## Objective
Go through the listing below and list every line with "傀儡有心".

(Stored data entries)
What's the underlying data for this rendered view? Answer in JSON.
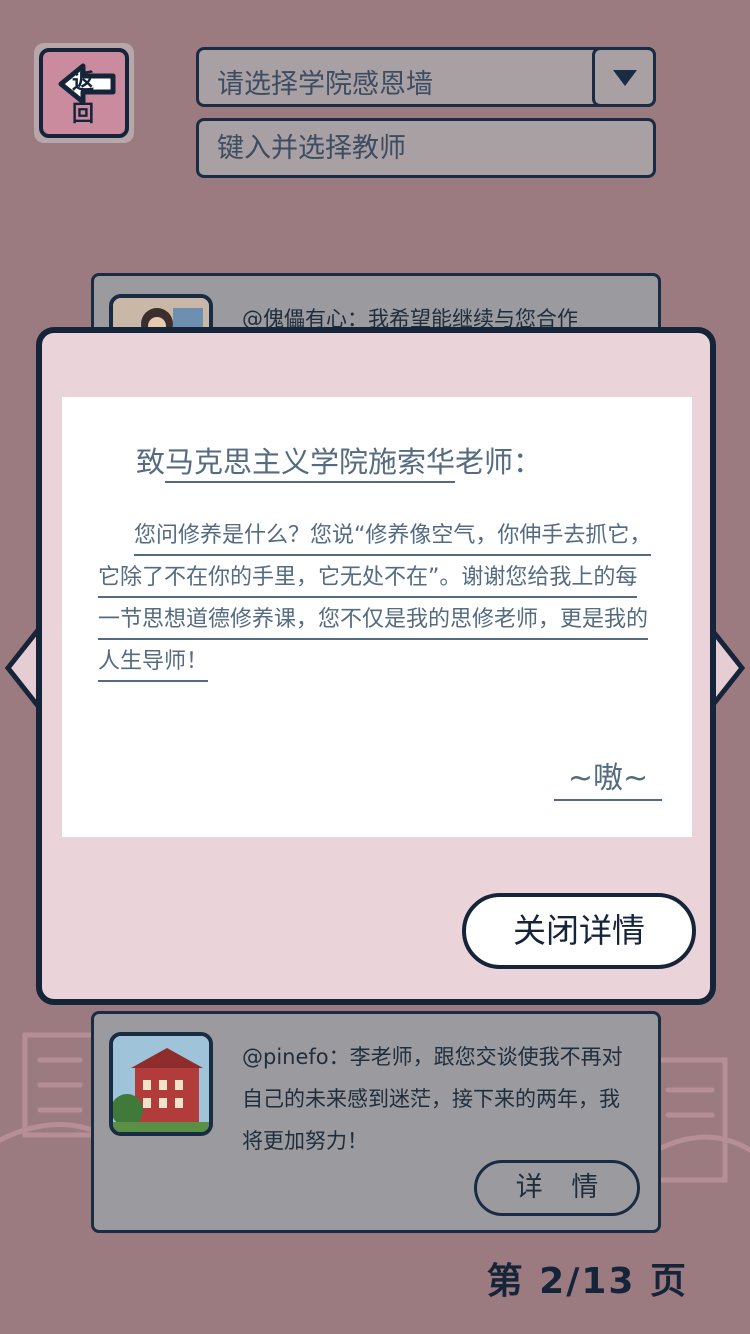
{
  "header": {
    "back_label": "返 回",
    "college_select": "请选择学院感恩墙",
    "teacher_placeholder": "键入并选择教师"
  },
  "cards": [
    {
      "author": "@傀儡有心",
      "message": "@傀儡有心：我希望能继续与您合作"
    },
    {
      "author": "@pinefo",
      "message": "@pinefo：李老师，跟您交谈使我不再对自己的未来感到迷茫，接下来的两年，我将更加努力！",
      "detail_label": "详 情"
    }
  ],
  "modal": {
    "greeting_prefix": "致",
    "college": "马克思主义学院",
    "teacher": "施索华",
    "greeting_suffix": "老师：",
    "body": "您问修养是什么？您说“修养像空气，你伸手去抓它，它除了不在你的手里，它无处不在”。谢谢您给我上的每一节思想道德修养课，您不仅是我的思修老师，更是我的人生导师！",
    "signature": "~嗷~",
    "close_label": "关闭详情"
  },
  "pagination": {
    "label": "第 2/13 页"
  },
  "colors": {
    "background": "#9c7b80",
    "modal_bg": "#ead4da",
    "ink": "#16243a",
    "letter_text": "#546b82",
    "back_button": "#c98b9d"
  }
}
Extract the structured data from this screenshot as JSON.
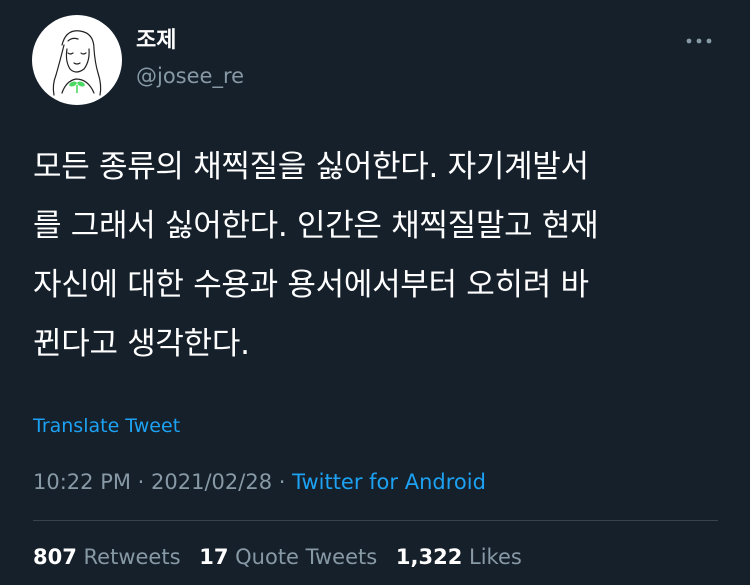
{
  "author": {
    "display_name": "조제",
    "handle": "@josee_re",
    "avatar_icon": "line-art-girl-with-sprout-avatar"
  },
  "menu_icon": "more-horizontal-icon",
  "tweet": {
    "lines": [
      "모든 종류의 채찍질을 싫어한다. 자기계발서",
      "를 그래서 싫어한다. 인간은 채찍질말고 현재",
      "자신에 대한 수용과 용서에서부터 오히려 바",
      "뀐다고 생각한다."
    ]
  },
  "translate_label": "Translate Tweet",
  "meta": {
    "time": "10:22 PM",
    "separator1": " · ",
    "date": "2021/02/28",
    "separator2": " · ",
    "source": "Twitter for Android"
  },
  "stats": {
    "retweets_count": "807",
    "retweets_label": "Retweets",
    "quotes_count": "17",
    "quotes_label": "Quote Tweets",
    "likes_count": "1,322",
    "likes_label": "Likes"
  },
  "colors": {
    "background": "#15202b",
    "text_primary": "#ffffff",
    "text_secondary": "#8899a6",
    "accent": "#1da1f2",
    "divider": "#38444d",
    "sprout": "#4cd964"
  }
}
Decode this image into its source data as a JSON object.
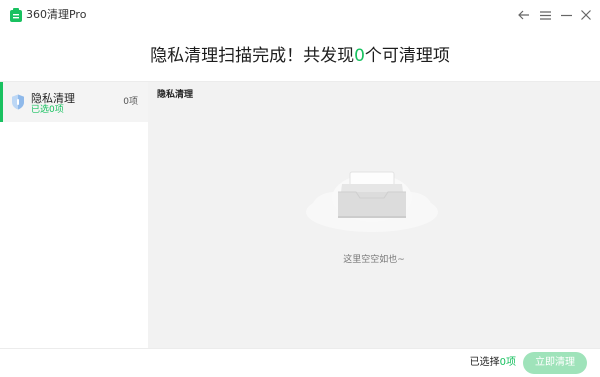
{
  "titlebar": {
    "app_title": "360清理Pro",
    "icons": [
      "app-logo-icon",
      "back-arrow-icon",
      "menu-icon",
      "minimize-icon",
      "close-icon"
    ]
  },
  "header": {
    "headline_prefix": "隐私清理扫描完成！共发现",
    "headline_count": "0",
    "headline_suffix": "个可清理项"
  },
  "sidebar": {
    "items": [
      {
        "label": "隐私清理",
        "sub": "已选0项",
        "count": "0项",
        "icon": "shield-icon"
      }
    ]
  },
  "main": {
    "section_title": "隐私清理",
    "empty_text": "这里空空如也~",
    "empty_icon": "empty-box-icon"
  },
  "footer": {
    "selected_prefix": "已选择",
    "selected_count": "0项",
    "clean_button": "立即清理"
  },
  "colors": {
    "accent": "#19c160",
    "button_disabled": "#9fe3ba",
    "panel_bg": "#f2f2f2"
  }
}
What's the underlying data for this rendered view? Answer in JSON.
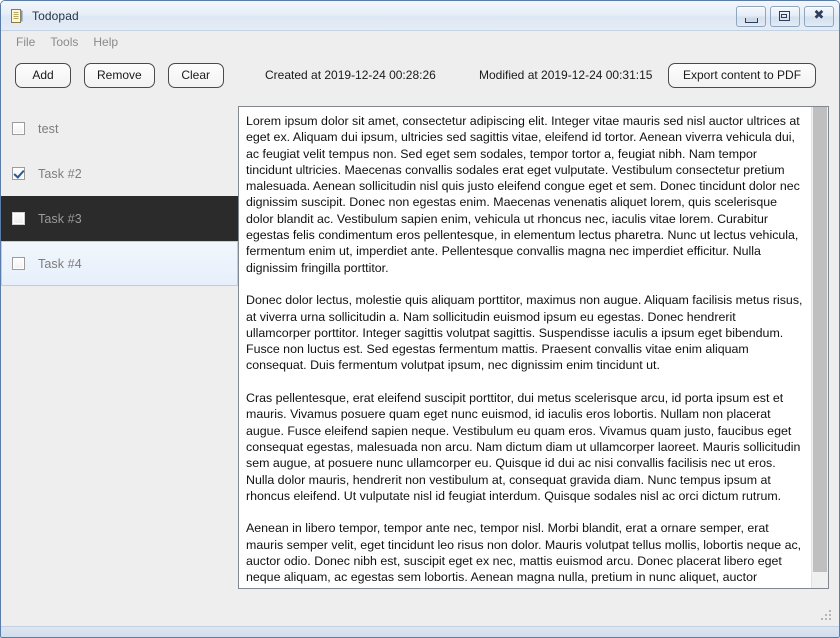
{
  "window": {
    "title": "Todopad",
    "icon": "notepad-icon",
    "controls": {
      "minimize": "Minimize",
      "maximize": "Maximize",
      "close": "Close"
    }
  },
  "menubar": {
    "items": [
      {
        "label": "File",
        "name": "menu-file"
      },
      {
        "label": "Tools",
        "name": "menu-tools"
      },
      {
        "label": "Help",
        "name": "menu-help"
      }
    ]
  },
  "toolbar": {
    "add_label": "Add",
    "remove_label": "Remove",
    "clear_label": "Clear",
    "created_label": "Created at 2019-12-24 00:28:26",
    "modified_label": "Modified at 2019-12-24 00:31:15",
    "export_label": "Export content to PDF"
  },
  "tasks": [
    {
      "label": "test",
      "checked": false,
      "state": "normal"
    },
    {
      "label": "Task #2",
      "checked": true,
      "state": "normal"
    },
    {
      "label": "Task #3",
      "checked": false,
      "state": "selected"
    },
    {
      "label": "Task #4",
      "checked": false,
      "state": "hovered"
    }
  ],
  "editor": {
    "paragraphs": [
      "Lorem ipsum dolor sit amet, consectetur adipiscing elit. Integer vitae mauris sed nisl auctor ultrices at eget ex. Aliquam dui ipsum, ultricies sed sagittis vitae, eleifend id tortor. Aenean viverra vehicula dui, ac feugiat velit tempus non. Sed eget sem sodales, tempor tortor a, feugiat nibh. Nam tempor tincidunt ultricies. Maecenas convallis sodales erat eget vulputate. Vestibulum consectetur pretium malesuada. Aenean sollicitudin nisl quis justo eleifend congue eget et sem. Donec tincidunt dolor nec dignissim suscipit. Donec non egestas enim. Maecenas venenatis aliquet lorem, quis scelerisque dolor blandit ac. Vestibulum sapien enim, vehicula ut rhoncus nec, iaculis vitae lorem. Curabitur egestas felis condimentum eros pellentesque, in elementum lectus pharetra. Nunc ut lectus vehicula, fermentum enim ut, imperdiet ante. Pellentesque convallis magna nec imperdiet efficitur. Nulla dignissim fringilla porttitor.",
      "Donec dolor lectus, molestie quis aliquam porttitor, maximus non augue. Aliquam facilisis metus risus, at viverra urna sollicitudin a. Nam sollicitudin euismod ipsum eu egestas. Donec hendrerit ullamcorper porttitor. Integer sagittis volutpat sagittis. Suspendisse iaculis a ipsum eget bibendum. Fusce non luctus est. Sed egestas fermentum mattis. Praesent convallis vitae enim aliquam consequat. Duis fermentum volutpat ipsum, nec dignissim enim tincidunt ut.",
      "Cras pellentesque, erat eleifend suscipit porttitor, dui metus scelerisque arcu, id porta ipsum est et mauris. Vivamus posuere quam eget nunc euismod, id iaculis eros lobortis. Nullam non placerat augue. Fusce eleifend sapien neque. Vestibulum eu quam eros. Vivamus quam justo, faucibus eget consequat egestas, malesuada non arcu. Nam dictum diam ut ullamcorper laoreet. Mauris sollicitudin sem augue, at posuere nunc ullamcorper eu. Quisque id dui ac nisi convallis facilisis nec ut eros. Nulla dolor mauris, hendrerit non vestibulum at, consequat gravida diam. Nunc tempus ipsum at rhoncus eleifend. Ut vulputate nisl id feugiat interdum. Quisque sodales nisl ac orci dictum rutrum.",
      "Aenean in libero tempor, tempor ante nec, tempor nisl. Morbi blandit, erat a ornare semper, erat mauris semper velit, eget tincidunt leo risus non dolor. Mauris volutpat tellus mollis, lobortis neque ac, auctor odio. Donec nibh est, suscipit eget ex nec, mattis euismod arcu. Donec placerat libero eget neque aliquam, ac egestas sem lobortis. Aenean magna nulla, pretium in nunc aliquet, auctor molestie purus. Nam ante sem, dapibus vel suscipit venenatis, accumsan vitae dui. Nunc pulvinar lectus lacus, placerat convallis ex porttitor sed. Integer laoreet vestibulum interdum. Curabitur nunc"
    ]
  },
  "colors": {
    "accent": "#2b5797",
    "selection_bg": "#2b2b2b",
    "hover_bg": "#e6effb",
    "chrome_bg": "#eeeeee"
  }
}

## Output of the exercise
      "author": "@傀儡有心",
      "message": "@傀儡有心：我希望能继续与您合作"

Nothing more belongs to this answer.